- [The request]
Show all lines of the listing that hold the word "建此伟业".

<<<<

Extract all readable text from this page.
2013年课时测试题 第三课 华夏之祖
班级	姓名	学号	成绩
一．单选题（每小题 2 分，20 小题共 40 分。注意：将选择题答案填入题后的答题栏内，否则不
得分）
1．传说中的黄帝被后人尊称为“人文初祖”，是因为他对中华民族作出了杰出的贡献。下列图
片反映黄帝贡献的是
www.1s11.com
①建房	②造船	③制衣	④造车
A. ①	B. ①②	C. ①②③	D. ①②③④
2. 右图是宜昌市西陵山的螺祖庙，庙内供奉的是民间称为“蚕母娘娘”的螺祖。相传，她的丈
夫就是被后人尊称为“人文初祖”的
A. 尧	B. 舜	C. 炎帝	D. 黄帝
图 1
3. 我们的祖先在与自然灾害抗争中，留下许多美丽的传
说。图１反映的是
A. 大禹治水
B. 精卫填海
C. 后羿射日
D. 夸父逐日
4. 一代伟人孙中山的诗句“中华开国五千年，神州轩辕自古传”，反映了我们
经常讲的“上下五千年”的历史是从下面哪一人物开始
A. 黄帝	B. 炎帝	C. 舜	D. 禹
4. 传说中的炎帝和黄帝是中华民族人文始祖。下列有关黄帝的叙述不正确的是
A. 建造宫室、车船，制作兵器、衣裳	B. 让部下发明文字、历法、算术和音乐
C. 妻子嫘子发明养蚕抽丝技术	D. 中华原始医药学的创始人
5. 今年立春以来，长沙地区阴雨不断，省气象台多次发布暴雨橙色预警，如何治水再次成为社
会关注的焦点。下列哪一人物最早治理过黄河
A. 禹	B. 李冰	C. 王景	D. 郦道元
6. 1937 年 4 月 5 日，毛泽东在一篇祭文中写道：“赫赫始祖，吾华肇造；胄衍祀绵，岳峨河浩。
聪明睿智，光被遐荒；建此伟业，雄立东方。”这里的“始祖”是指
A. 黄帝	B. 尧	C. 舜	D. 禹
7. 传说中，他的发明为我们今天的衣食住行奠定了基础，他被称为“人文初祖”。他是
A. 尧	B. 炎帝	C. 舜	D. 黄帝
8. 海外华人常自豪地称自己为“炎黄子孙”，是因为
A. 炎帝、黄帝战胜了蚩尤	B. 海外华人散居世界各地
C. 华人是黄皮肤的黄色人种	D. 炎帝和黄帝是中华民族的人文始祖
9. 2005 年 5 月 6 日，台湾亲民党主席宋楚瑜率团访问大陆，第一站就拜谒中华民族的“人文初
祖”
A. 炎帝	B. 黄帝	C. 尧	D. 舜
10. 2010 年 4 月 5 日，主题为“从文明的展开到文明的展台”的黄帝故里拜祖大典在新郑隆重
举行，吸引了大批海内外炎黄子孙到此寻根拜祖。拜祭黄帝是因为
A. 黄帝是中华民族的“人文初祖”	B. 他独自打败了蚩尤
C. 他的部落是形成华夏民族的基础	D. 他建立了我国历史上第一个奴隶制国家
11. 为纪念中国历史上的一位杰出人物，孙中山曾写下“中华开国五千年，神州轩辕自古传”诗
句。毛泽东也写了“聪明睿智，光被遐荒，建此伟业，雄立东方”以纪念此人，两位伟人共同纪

>>>>

- [Worked answer]
聪明睿智，光被遐荒；建此伟业，雄立东方。”这里的“始祖”是指
句。毛泽东也写了“聪明睿智，光被遐荒，建此伟业，雄立东方”以纪念此人，两位伟人共同纪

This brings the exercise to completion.